**Aim of the exercise**
Go through the entries below and print each one exactly, leaving out pictures.

(A block of data)
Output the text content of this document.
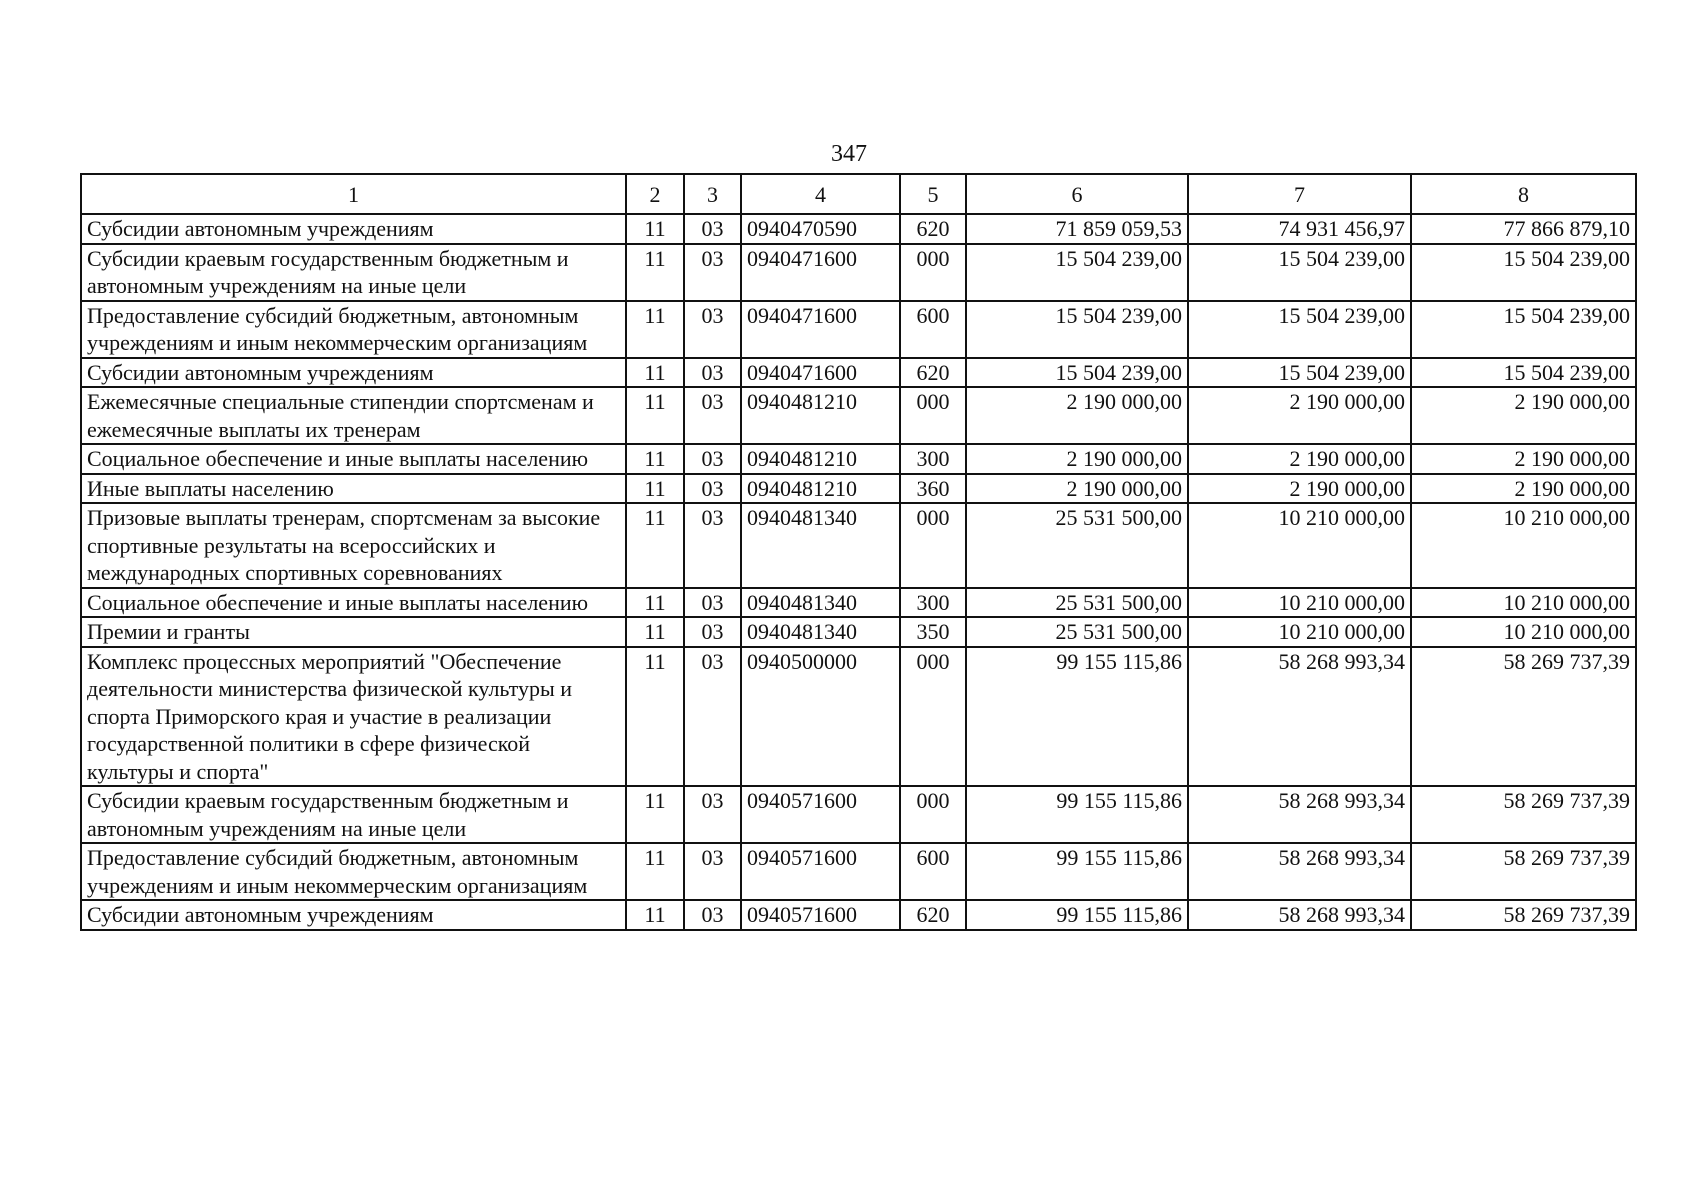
347
1	2	3	4	5	6	7	8
Субсидии автономным учреждениям	11	03	0940470590	620	71 859 059,53	74 931 456,97	77 866 879,10
Субсидии краевым государственным бюджетным и автономным учреждениям на иные цели	11	03	0940471600	000	15 504 239,00	15 504 239,00	15 504 239,00
Предоставление субсидий бюджетным, автономным учреждениям и иным некоммерческим организациям	11	03	0940471600	600	15 504 239,00	15 504 239,00	15 504 239,00
Субсидии автономным учреждениям	11	03	0940471600	620	15 504 239,00	15 504 239,00	15 504 239,00
Ежемесячные специальные стипендии спортсменам и ежемесячные выплаты их тренерам	11	03	0940481210	000	2 190 000,00	2 190 000,00	2 190 000,00
Социальное обеспечение и иные выплаты населению	11	03	0940481210	300	2 190 000,00	2 190 000,00	2 190 000,00
Иные выплаты населению	11	03	0940481210	360	2 190 000,00	2 190 000,00	2 190 000,00
Призовые выплаты тренерам, спортсменам за высокие спортивные результаты на всероссийских и международных спортивных соревнованиях	11	03	0940481340	000	25 531 500,00	10 210 000,00	10 210 000,00
Социальное обеспечение и иные выплаты населению	11	03	0940481340	300	25 531 500,00	10 210 000,00	10 210 000,00
Премии и гранты	11	03	0940481340	350	25 531 500,00	10 210 000,00	10 210 000,00
Комплекс процессных мероприятий "Обеспечение деятельности министерства физической культуры и спорта Приморского края и участие в реализации государственной политики в сфере физической культуры и спорта"	11	03	0940500000	000	99 155 115,86	58 268 993,34	58 269 737,39
Субсидии краевым государственным бюджетным и автономным учреждениям на иные цели	11	03	0940571600	000	99 155 115,86	58 268 993,34	58 269 737,39
Предоставление субсидий бюджетным, автономным учреждениям и иным некоммерческим организациям	11	03	0940571600	600	99 155 115,86	58 268 993,34	58 269 737,39
Субсидии автономным учреждениям	11	03	0940571600	620	99 155 115,86	58 268 993,34	58 269 737,39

**Complete output**
Output the text content of this document.
347
1	2	3	4	5	6	7	8
Субсидии автономным учреждениям	11	03	0940470590	620	71 859 059,53	74 931 456,97	77 866 879,10
Субсидии краевым государственным бюджетным и автономным учреждениям на иные цели	11	03	0940471600	000	15 504 239,00	15 504 239,00	15 504 239,00
Предоставление субсидий бюджетным, автономным учреждениям и иным некоммерческим организациям	11	03	0940471600	600	15 504 239,00	15 504 239,00	15 504 239,00
Субсидии автономным учреждениям	11	03	0940471600	620	15 504 239,00	15 504 239,00	15 504 239,00
Ежемесячные специальные стипендии спортсменам и ежемесячные выплаты их тренерам	11	03	0940481210	000	2 190 000,00	2 190 000,00	2 190 000,00
Социальное обеспечение и иные выплаты населению	11	03	0940481210	300	2 190 000,00	2 190 000,00	2 190 000,00
Иные выплаты населению	11	03	0940481210	360	2 190 000,00	2 190 000,00	2 190 000,00
Призовые выплаты тренерам, спортсменам за высокие спортивные результаты на всероссийских и международных спортивных соревнованиях	11	03	0940481340	000	25 531 500,00	10 210 000,00	10 210 000,00
Социальное обеспечение и иные выплаты населению	11	03	0940481340	300	25 531 500,00	10 210 000,00	10 210 000,00
Премии и гранты	11	03	0940481340	350	25 531 500,00	10 210 000,00	10 210 000,00
Комплекс процессных мероприятий "Обеспечение деятельности министерства физической культуры и спорта Приморского края и участие в реализации государственной политики в сфере физической культуры и спорта"	11	03	0940500000	000	99 155 115,86	58 268 993,34	58 269 737,39
Субсидии краевым государственным бюджетным и автономным учреждениям на иные цели	11	03	0940571600	000	99 155 115,86	58 268 993,34	58 269 737,39
Предоставление субсидий бюджетным, автономным учреждениям и иным некоммерческим организациям	11	03	0940571600	600	99 155 115,86	58 268 993,34	58 269 737,39
Субсидии автономным учреждениям	11	03	0940571600	620	99 155 115,86	58 268 993,34	58 269 737,39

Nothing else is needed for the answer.